Records that describe figures
[START]

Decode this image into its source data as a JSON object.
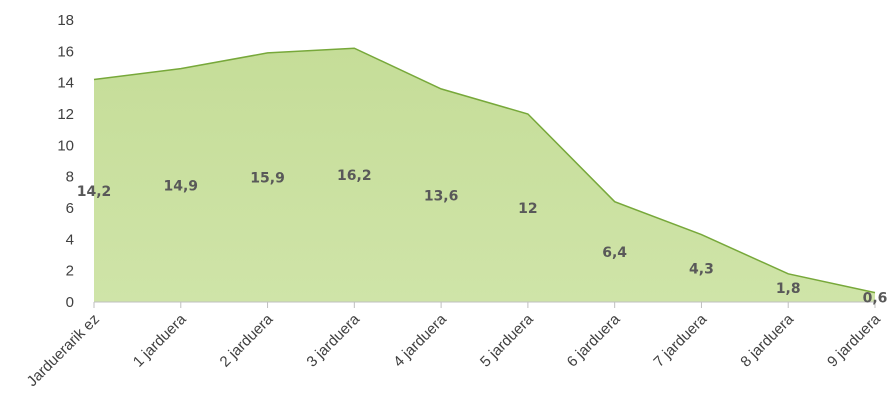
{
  "chart_data": {
    "type": "area",
    "title": "",
    "xlabel": "",
    "ylabel": "",
    "categories": [
      "Jarduerarik ez",
      "1 jarduera",
      "2 jarduera",
      "3 jarduera",
      "4 jarduera",
      "5 jarduera",
      "6 jarduera",
      "7 jarduera",
      "8 jarduera",
      "9 jarduera"
    ],
    "values": [
      14.2,
      14.9,
      15.9,
      16.2,
      13.6,
      12,
      6.4,
      4.3,
      1.8,
      0.6
    ],
    "data_labels": [
      "14,2",
      "14,9",
      "15,9",
      "16,2",
      "13,6",
      "12",
      "6,4",
      "4,3",
      "1,8",
      "0,6"
    ],
    "ylim": [
      0,
      18
    ],
    "y_ticks": [
      0,
      2,
      4,
      6,
      8,
      10,
      12,
      14,
      16,
      18
    ],
    "y_tick_labels": [
      "0",
      "2",
      "4",
      "6",
      "8",
      "10",
      "12",
      "14",
      "16",
      "18"
    ],
    "grid": false,
    "legend": "none",
    "colors": {
      "fill": "#c9e0a0",
      "stroke": "#77a83a",
      "axis": "#bfbfbf"
    }
  }
}
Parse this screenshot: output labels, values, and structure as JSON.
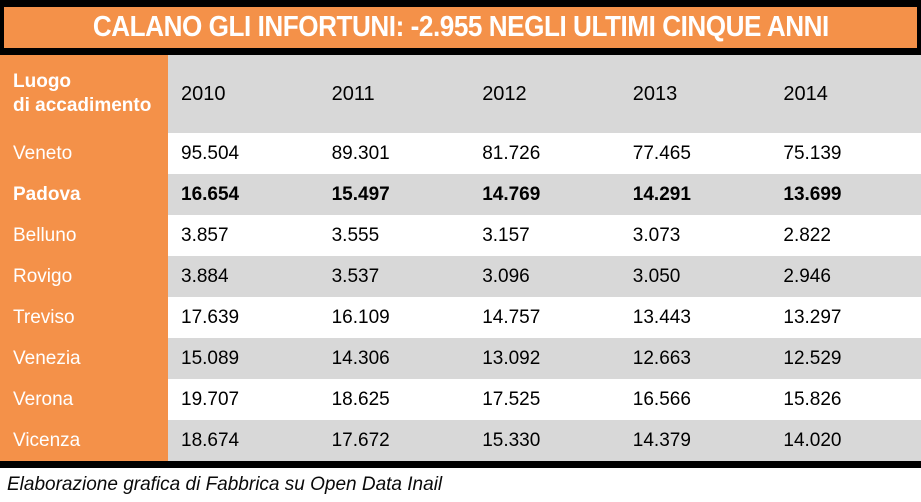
{
  "title": "CALANO GLI INFORTUNI: -2.955 NEGLI ULTIMI CINQUE ANNI",
  "footer": "Elaborazione grafica di Fabbrica su Open Data Inail",
  "colors": {
    "accent_orange": "#F49149",
    "stripe_gray": "#D8D8D8",
    "border_black": "#000000",
    "title_text": "#FFFFFF"
  },
  "table": {
    "corner_label_line1": "Luogo",
    "corner_label_line2": "di accadimento",
    "years": [
      "2010",
      "2011",
      "2012",
      "2013",
      "2014"
    ],
    "rows": [
      {
        "label": "Veneto",
        "bold": false,
        "striped": false,
        "values": [
          "95.504",
          "89.301",
          "81.726",
          "77.465",
          "75.139"
        ]
      },
      {
        "label": "Padova",
        "bold": true,
        "striped": true,
        "values": [
          "16.654",
          "15.497",
          "14.769",
          "14.291",
          "13.699"
        ]
      },
      {
        "label": "Belluno",
        "bold": false,
        "striped": false,
        "values": [
          "3.857",
          "3.555",
          "3.157",
          "3.073",
          "2.822"
        ]
      },
      {
        "label": "Rovigo",
        "bold": false,
        "striped": true,
        "values": [
          "3.884",
          "3.537",
          "3.096",
          "3.050",
          "2.946"
        ]
      },
      {
        "label": "Treviso",
        "bold": false,
        "striped": false,
        "values": [
          "17.639",
          "16.109",
          "14.757",
          "13.443",
          "13.297"
        ]
      },
      {
        "label": "Venezia",
        "bold": false,
        "striped": true,
        "values": [
          "15.089",
          "14.306",
          "13.092",
          "12.663",
          "12.529"
        ]
      },
      {
        "label": "Verona",
        "bold": false,
        "striped": false,
        "values": [
          "19.707",
          "18.625",
          "17.525",
          "16.566",
          "15.826"
        ]
      },
      {
        "label": "Vicenza",
        "bold": false,
        "striped": true,
        "values": [
          "18.674",
          "17.672",
          "15.330",
          "14.379",
          "14.020"
        ]
      }
    ]
  },
  "chart_data": {
    "type": "table",
    "title": "CALANO GLI INFORTUNI: -2.955 NEGLI ULTIMI CINQUE ANNI",
    "row_header_label": "Luogo di accadimento",
    "categories": [
      "2010",
      "2011",
      "2012",
      "2013",
      "2014"
    ],
    "series": [
      {
        "name": "Veneto",
        "values": [
          95504,
          89301,
          81726,
          77465,
          75139
        ]
      },
      {
        "name": "Padova",
        "values": [
          16654,
          15497,
          14769,
          14291,
          13699
        ]
      },
      {
        "name": "Belluno",
        "values": [
          3857,
          3555,
          3157,
          3073,
          2822
        ]
      },
      {
        "name": "Rovigo",
        "values": [
          3884,
          3537,
          3096,
          3050,
          2946
        ]
      },
      {
        "name": "Treviso",
        "values": [
          17639,
          16109,
          14757,
          13443,
          13297
        ]
      },
      {
        "name": "Venezia",
        "values": [
          15089,
          14306,
          13092,
          12663,
          12529
        ]
      },
      {
        "name": "Verona",
        "values": [
          19707,
          18625,
          17525,
          16566,
          15826
        ]
      },
      {
        "name": "Vicenza",
        "values": [
          18674,
          17672,
          15330,
          14379,
          14020
        ]
      }
    ],
    "highlighted_row": "Padova",
    "annotation": "Elaborazione grafica di Fabbrica su Open Data Inail"
  }
}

[END]

§ **EXERCISE PROMPT**
Extract all the entries word for word; omit any pictures.

§ **RESULT**
Decode this image into its source data as a JSON object.
{
  "chart_data": {
    "type": "area",
    "title": "",
    "xlabel": "",
    "ylabel": "",
    "categories": [
      "Jarduerarik ez",
      "1 jarduera",
      "2 jarduera",
      "3 jarduera",
      "4 jarduera",
      "5 jarduera",
      "6 jarduera",
      "7 jarduera",
      "8 jarduera",
      "9 jarduera"
    ],
    "values": [
      14.2,
      14.9,
      15.9,
      16.2,
      13.6,
      12,
      6.4,
      4.3,
      1.8,
      0.6
    ],
    "data_labels": [
      "14,2",
      "14,9",
      "15,9",
      "16,2",
      "13,6",
      "12",
      "6,4",
      "4,3",
      "1,8",
      "0,6"
    ],
    "ylim": [
      0,
      18
    ],
    "y_ticks": [
      0,
      2,
      4,
      6,
      8,
      10,
      12,
      14,
      16,
      18
    ],
    "y_tick_labels": [
      "0",
      "2",
      "4",
      "6",
      "8",
      "10",
      "12",
      "14",
      "16",
      "18"
    ],
    "grid": false,
    "legend": "none",
    "colors": {
      "fill": "#c9e0a0",
      "stroke": "#77a83a",
      "axis": "#bfbfbf"
    }
  }
}
Parse this screenshot: output labels, values, and structure as JSON.
{
  "title": "CALANO GLI INFORTUNI: -2.955 NEGLI ULTIMI CINQUE ANNI",
  "footer": "Elaborazione grafica di Fabbrica su Open Data Inail",
  "colors": {
    "accent_orange": "#F49149",
    "stripe_gray": "#D8D8D8",
    "border_black": "#000000",
    "title_text": "#FFFFFF"
  },
  "table": {
    "corner_label_line1": "Luogo",
    "corner_label_line2": "di accadimento",
    "years": [
      "2010",
      "2011",
      "2012",
      "2013",
      "2014"
    ],
    "rows": [
      {
        "label": "Veneto",
        "bold": false,
        "striped": false,
        "values": [
          "95.504",
          "89.301",
          "81.726",
          "77.465",
          "75.139"
        ]
      },
      {
        "label": "Padova",
        "bold": true,
        "striped": true,
        "values": [
          "16.654",
          "15.497",
          "14.769",
          "14.291",
          "13.699"
        ]
      },
      {
        "label": "Belluno",
        "bold": false,
        "striped": false,
        "values": [
          "3.857",
          "3.555",
          "3.157",
          "3.073",
          "2.822"
        ]
      },
      {
        "label": "Rovigo",
        "bold": false,
        "striped": true,
        "values": [
          "3.884",
          "3.537",
          "3.096",
          "3.050",
          "2.946"
        ]
      },
      {
        "label": "Treviso",
        "bold": false,
        "striped": false,
        "values": [
          "17.639",
          "16.109",
          "14.757",
          "13.443",
          "13.297"
        ]
      },
      {
        "label": "Venezia",
        "bold": false,
        "striped": true,
        "values": [
          "15.089",
          "14.306",
          "13.092",
          "12.663",
          "12.529"
        ]
      },
      {
        "label": "Verona",
        "bold": false,
        "striped": false,
        "values": [
          "19.707",
          "18.625",
          "17.525",
          "16.566",
          "15.826"
        ]
      },
      {
        "label": "Vicenza",
        "bold": false,
        "striped": true,
        "values": [
          "18.674",
          "17.672",
          "15.330",
          "14.379",
          "14.020"
        ]
      }
    ]
  },
  "chart_data": {
    "type": "table",
    "title": "CALANO GLI INFORTUNI: -2.955 NEGLI ULTIMI CINQUE ANNI",
    "row_header_label": "Luogo di accadimento",
    "categories": [
      "2010",
      "2011",
      "2012",
      "2013",
      "2014"
    ],
    "series": [
      {
        "name": "Veneto",
        "values": [
          95504,
          89301,
          81726,
          77465,
          75139
        ]
      },
      {
        "name": "Padova",
        "values": [
          16654,
          15497,
          14769,
          14291,
          13699
        ]
      },
      {
        "name": "Belluno",
        "values": [
          3857,
          3555,
          3157,
          3073,
          2822
        ]
      },
      {
        "name": "Rovigo",
        "values": [
          3884,
          3537,
          3096,
          3050,
          2946
        ]
      },
      {
        "name": "Treviso",
        "values": [
          17639,
          16109,
          14757,
          13443,
          13297
        ]
      },
      {
        "name": "Venezia",
        "values": [
          15089,
          14306,
          13092,
          12663,
          12529
        ]
      },
      {
        "name": "Verona",
        "values": [
          19707,
          18625,
          17525,
          16566,
          15826
        ]
      },
      {
        "name": "Vicenza",
        "values": [
          18674,
          17672,
          15330,
          14379,
          14020
        ]
      }
    ],
    "highlighted_row": "Padova",
    "annotation": "Elaborazione grafica di Fabbrica su Open Data Inail"
  }
}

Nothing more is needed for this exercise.